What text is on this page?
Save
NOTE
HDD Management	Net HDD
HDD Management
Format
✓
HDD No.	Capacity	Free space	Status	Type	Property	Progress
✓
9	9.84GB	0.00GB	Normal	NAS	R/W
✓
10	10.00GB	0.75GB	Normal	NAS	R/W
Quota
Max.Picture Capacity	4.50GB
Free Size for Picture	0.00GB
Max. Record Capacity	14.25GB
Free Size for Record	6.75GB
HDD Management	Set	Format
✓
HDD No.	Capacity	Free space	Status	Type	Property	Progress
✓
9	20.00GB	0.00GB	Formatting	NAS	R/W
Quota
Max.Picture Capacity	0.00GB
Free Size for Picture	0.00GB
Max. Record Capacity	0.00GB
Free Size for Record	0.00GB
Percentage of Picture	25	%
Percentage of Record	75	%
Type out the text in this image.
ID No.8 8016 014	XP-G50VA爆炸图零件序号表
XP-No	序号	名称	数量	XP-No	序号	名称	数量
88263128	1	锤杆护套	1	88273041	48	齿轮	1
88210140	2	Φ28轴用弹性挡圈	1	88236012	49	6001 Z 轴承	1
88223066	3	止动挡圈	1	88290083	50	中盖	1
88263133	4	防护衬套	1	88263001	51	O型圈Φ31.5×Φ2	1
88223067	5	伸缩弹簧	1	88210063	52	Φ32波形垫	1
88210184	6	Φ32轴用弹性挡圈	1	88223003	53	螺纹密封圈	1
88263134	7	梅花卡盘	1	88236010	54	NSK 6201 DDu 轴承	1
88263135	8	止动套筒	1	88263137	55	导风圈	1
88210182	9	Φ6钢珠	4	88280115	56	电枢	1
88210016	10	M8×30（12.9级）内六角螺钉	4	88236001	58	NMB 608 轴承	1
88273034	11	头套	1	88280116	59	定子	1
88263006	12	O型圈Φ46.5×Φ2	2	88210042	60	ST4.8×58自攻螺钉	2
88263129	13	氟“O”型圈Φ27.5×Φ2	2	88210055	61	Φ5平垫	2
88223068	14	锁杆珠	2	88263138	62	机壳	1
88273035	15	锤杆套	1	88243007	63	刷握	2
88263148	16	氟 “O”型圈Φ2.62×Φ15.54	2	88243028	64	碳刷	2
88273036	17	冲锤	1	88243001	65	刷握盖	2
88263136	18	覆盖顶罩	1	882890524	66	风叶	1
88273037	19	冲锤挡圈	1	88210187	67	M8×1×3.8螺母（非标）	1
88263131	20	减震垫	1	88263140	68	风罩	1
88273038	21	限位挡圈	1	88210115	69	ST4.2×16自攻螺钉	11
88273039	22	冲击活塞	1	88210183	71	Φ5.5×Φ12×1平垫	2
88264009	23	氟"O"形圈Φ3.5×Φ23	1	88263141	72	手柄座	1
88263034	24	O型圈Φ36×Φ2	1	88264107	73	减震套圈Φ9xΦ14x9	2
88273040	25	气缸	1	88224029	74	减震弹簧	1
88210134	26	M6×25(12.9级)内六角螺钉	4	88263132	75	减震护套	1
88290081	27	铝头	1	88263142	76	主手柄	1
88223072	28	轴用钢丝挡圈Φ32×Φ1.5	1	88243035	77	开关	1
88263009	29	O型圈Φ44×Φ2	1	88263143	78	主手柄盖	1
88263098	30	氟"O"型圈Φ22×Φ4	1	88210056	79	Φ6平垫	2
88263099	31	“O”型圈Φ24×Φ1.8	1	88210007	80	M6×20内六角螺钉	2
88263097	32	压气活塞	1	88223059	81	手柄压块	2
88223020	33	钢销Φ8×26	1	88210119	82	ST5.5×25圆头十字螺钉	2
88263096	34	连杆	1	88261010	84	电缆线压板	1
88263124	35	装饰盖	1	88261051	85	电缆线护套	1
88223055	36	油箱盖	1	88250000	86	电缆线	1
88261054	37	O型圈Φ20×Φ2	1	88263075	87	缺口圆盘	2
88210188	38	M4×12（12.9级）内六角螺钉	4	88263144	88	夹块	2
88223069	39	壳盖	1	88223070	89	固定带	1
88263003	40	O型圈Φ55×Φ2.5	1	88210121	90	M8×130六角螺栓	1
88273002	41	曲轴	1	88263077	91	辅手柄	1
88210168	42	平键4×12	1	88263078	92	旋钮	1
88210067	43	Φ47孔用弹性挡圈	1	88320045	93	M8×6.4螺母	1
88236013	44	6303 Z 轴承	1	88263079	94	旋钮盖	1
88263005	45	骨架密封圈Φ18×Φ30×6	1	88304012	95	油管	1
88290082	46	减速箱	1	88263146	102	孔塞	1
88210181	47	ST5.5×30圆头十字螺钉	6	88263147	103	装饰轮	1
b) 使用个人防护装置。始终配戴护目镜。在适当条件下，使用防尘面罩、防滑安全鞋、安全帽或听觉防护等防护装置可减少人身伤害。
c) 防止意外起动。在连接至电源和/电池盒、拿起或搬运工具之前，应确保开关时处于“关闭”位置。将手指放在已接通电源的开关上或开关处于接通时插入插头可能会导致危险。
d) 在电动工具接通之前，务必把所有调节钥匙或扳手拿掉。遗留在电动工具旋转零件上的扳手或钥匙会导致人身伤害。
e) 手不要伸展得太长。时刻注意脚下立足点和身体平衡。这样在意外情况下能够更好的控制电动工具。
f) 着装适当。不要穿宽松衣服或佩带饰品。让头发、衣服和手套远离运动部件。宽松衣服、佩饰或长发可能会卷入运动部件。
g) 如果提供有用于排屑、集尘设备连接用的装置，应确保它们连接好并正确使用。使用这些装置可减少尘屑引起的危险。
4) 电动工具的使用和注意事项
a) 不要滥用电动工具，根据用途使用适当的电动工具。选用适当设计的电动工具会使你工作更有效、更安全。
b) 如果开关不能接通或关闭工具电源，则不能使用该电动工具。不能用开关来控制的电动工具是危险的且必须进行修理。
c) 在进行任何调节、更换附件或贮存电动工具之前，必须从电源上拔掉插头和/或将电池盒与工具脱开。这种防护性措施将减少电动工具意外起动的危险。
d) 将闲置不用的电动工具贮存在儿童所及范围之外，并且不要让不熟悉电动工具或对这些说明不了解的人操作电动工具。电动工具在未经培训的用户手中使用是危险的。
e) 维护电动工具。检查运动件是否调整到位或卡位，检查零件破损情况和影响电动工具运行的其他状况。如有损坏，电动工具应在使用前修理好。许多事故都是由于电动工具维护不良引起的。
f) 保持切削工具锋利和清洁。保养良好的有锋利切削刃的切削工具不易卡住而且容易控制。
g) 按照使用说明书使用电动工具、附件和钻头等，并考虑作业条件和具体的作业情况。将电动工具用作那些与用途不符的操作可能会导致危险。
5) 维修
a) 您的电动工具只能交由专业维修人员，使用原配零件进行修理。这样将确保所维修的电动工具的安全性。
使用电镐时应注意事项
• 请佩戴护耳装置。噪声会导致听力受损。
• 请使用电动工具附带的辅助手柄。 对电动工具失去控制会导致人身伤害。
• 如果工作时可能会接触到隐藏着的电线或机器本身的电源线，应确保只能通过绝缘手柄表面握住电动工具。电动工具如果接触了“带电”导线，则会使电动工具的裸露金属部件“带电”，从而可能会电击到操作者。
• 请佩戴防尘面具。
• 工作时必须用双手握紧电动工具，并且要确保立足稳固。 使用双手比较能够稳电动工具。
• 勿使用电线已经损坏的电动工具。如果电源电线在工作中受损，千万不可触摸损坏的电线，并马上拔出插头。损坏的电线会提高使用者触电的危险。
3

● **What you need to do**: Each record should come back exactly as written.

● **Result of this task**:
What text is on this page?
Save
NOTE
HDD Management	Net HDD
HDD Management
Format
✓
HDD No.	Capacity	Free space	Status	Type	Property	Progress
✓
9	9.84GB	0.00GB	Normal	NAS	R/W
✓
10	10.00GB	0.75GB	Normal	NAS	R/W
Quota
Max.Picture Capacity	4.50GB
Free Size for Picture	0.00GB
Max. Record Capacity	14.25GB
Free Size for Record	6.75GB
HDD Management	Set	Format
✓
HDD No.	Capacity	Free space	Status	Type	Property	Progress
✓
9	20.00GB	0.00GB	Formatting	NAS	R/W
Quota
Max.Picture Capacity	0.00GB
Free Size for Picture	0.00GB
Max. Record Capacity	0.00GB
Free Size for Record	0.00GB
Percentage of Picture	25	%
Percentage of Record	75	%
Type out the text in this image.
ID No.8 8016 014	XP-G50VA爆炸图零件序号表
XP-No	序号	名称	数量	XP-No	序号	名称	数量
88263128	1	锤杆护套	1	88273041	48	齿轮	1
88210140	2	Φ28轴用弹性挡圈	1	88236012	49	6001 Z 轴承	1
88223066	3	止动挡圈	1	88290083	50	中盖	1
88263133	4	防护衬套	1	88263001	51	O型圈Φ31.5×Φ2	1
88223067	5	伸缩弹簧	1	88210063	52	Φ32波形垫	1
88210184	6	Φ32轴用弹性挡圈	1	88223003	53	螺纹密封圈	1
88263134	7	梅花卡盘	1	88236010	54	NSK 6201 DDu 轴承	1
88263135	8	止动套筒	1	88263137	55	导风圈	1
88210182	9	Φ6钢珠	4	88280115	56	电枢	1
88210016	10	M8×30（12.9级）内六角螺钉	4	88236001	58	NMB 608 轴承	1
88273034	11	头套	1	88280116	59	定子	1
88263006	12	O型圈Φ46.5×Φ2	2	88210042	60	ST4.8×58自攻螺钉	2
88263129	13	氟“O”型圈Φ27.5×Φ2	2	88210055	61	Φ5平垫	2
88223068	14	锁杆珠	2	88263138	62	机壳	1
88273035	15	锤杆套	1	88243007	63	刷握	2
88263148	16	氟 “O”型圈Φ2.62×Φ15.54	2	88243028	64	碳刷	2
88273036	17	冲锤	1	88243001	65	刷握盖	2
88263136	18	覆盖顶罩	1	882890524	66	风叶	1
88273037	19	冲锤挡圈	1	88210187	67	M8×1×3.8螺母（非标）	1
88263131	20	减震垫	1	88263140	68	风罩	1
88273038	21	限位挡圈	1	88210115	69	ST4.2×16自攻螺钉	11
88273039	22	冲击活塞	1	88210183	71	Φ5.5×Φ12×1平垫	2
88264009	23	氟"O"形圈Φ3.5×Φ23	1	88263141	72	手柄座	1
88263034	24	O型圈Φ36×Φ2	1	88264107	73	减震套圈Φ9xΦ14x9	2
88273040	25	气缸	1	88224029	74	减震弹簧	1
88210134	26	M6×25(12.9级)内六角螺钉	4	88263132	75	减震护套	1
88290081	27	铝头	1	88263142	76	主手柄	1
88223072	28	轴用钢丝挡圈Φ32×Φ1.5	1	88243035	77	开关	1
88263009	29	O型圈Φ44×Φ2	1	88263143	78	主手柄盖	1
88263098	30	氟"O"型圈Φ22×Φ4	1	88210056	79	Φ6平垫	2
88263099	31	“O”型圈Φ24×Φ1.8	1	88210007	80	M6×20内六角螺钉	2
88263097	32	压气活塞	1	88223059	81	手柄压块	2
88223020	33	钢销Φ8×26	1	88210119	82	ST5.5×25圆头十字螺钉	2
88263096	34	连杆	1	88261010	84	电缆线压板	1
88263124	35	装饰盖	1	88261051	85	电缆线护套	1
88223055	36	油箱盖	1	88250000	86	电缆线	1
88261054	37	O型圈Φ20×Φ2	1	88263075	87	缺口圆盘	2
88210188	38	M4×12（12.9级）内六角螺钉	4	88263144	88	夹块	2
88223069	39	壳盖	1	88223070	89	固定带	1
88263003	40	O型圈Φ55×Φ2.5	1	88210121	90	M8×130六角螺栓	1
88273002	41	曲轴	1	88263077	91	辅手柄	1
88210168	42	平键4×12	1	88263078	92	旋钮	1
88210067	43	Φ47孔用弹性挡圈	1	88320045	93	M8×6.4螺母	1
88236013	44	6303 Z 轴承	1	88263079	94	旋钮盖	1
88263005	45	骨架密封圈Φ18×Φ30×6	1	88304012	95	油管	1
88290082	46	减速箱	1	88263146	102	孔塞	1
88210181	47	ST5.5×30圆头十字螺钉	6	88263147	103	装饰轮	1
b) 使用个人防护装置。始终配戴护目镜。在适当条件下，使用防尘面罩、防滑安全鞋、安全帽或听觉防护等防护装置可减少人身伤害。
c) 防止意外起动。在连接至电源和/电池盒、拿起或搬运工具之前，应确保开关时处于“关闭”位置。将手指放在已接通电源的开关上或开关处于接通时插入插头可能会导致危险。
d) 在电动工具接通之前，务必把所有调节钥匙或扳手拿掉。遗留在电动工具旋转零件上的扳手或钥匙会导致人身伤害。
e) 手不要伸展得太长。时刻注意脚下立足点和身体平衡。这样在意外情况下能够更好的控制电动工具。
f) 着装适当。不要穿宽松衣服或佩带饰品。让头发、衣服和手套远离运动部件。宽松衣服、佩饰或长发可能会卷入运动部件。
g) 如果提供有用于排屑、集尘设备连接用的装置，应确保它们连接好并正确使用。使用这些装置可减少尘屑引起的危险。
4) 电动工具的使用和注意事项
a) 不要滥用电动工具，根据用途使用适当的电动工具。选用适当设计的电动工具会使你工作更有效、更安全。
b) 如果开关不能接通或关闭工具电源，则不能使用该电动工具。不能用开关来控制的电动工具是危险的且必须进行修理。
c) 在进行任何调节、更换附件或贮存电动工具之前，必须从电源上拔掉插头和/或将电池盒与工具脱开。这种防护性措施将减少电动工具意外起动的危险。
d) 将闲置不用的电动工具贮存在儿童所及范围之外，并且不要让不熟悉电动工具或对这些说明不了解的人操作电动工具。电动工具在未经培训的用户手中使用是危险的。
e) 维护电动工具。检查运动件是否调整到位或卡位，检查零件破损情况和影响电动工具运行的其他状况。如有损坏，电动工具应在使用前修理好。许多事故都是由于电动工具维护不良引起的。
f) 保持切削工具锋利和清洁。保养良好的有锋利切削刃的切削工具不易卡住而且容易控制。
g) 按照使用说明书使用电动工具、附件和钻头等，并考虑作业条件和具体的作业情况。将电动工具用作那些与用途不符的操作可能会导致危险。
5) 维修
a) 您的电动工具只能交由专业维修人员，使用原配零件进行修理。这样将确保所维修的电动工具的安全性。
使用电镐时应注意事项
• 请佩戴护耳装置。噪声会导致听力受损。
• 请使用电动工具附带的辅助手柄。 对电动工具失去控制会导致人身伤害。
• 如果工作时可能会接触到隐藏着的电线或机器本身的电源线，应确保只能通过绝缘手柄表面握住电动工具。电动工具如果接触了“带电”导线，则会使电动工具的裸露金属部件“带电”，从而可能会电击到操作者。
• 请佩戴防尘面具。
• 工作时必须用双手握紧电动工具，并且要确保立足稳固。 使用双手比较能够稳电动工具。
• 勿使用电线已经损坏的电动工具。如果电源电线在工作中受损，千万不可触摸损坏的电线，并马上拔出插头。损坏的电线会提高使用者触电的危险。
3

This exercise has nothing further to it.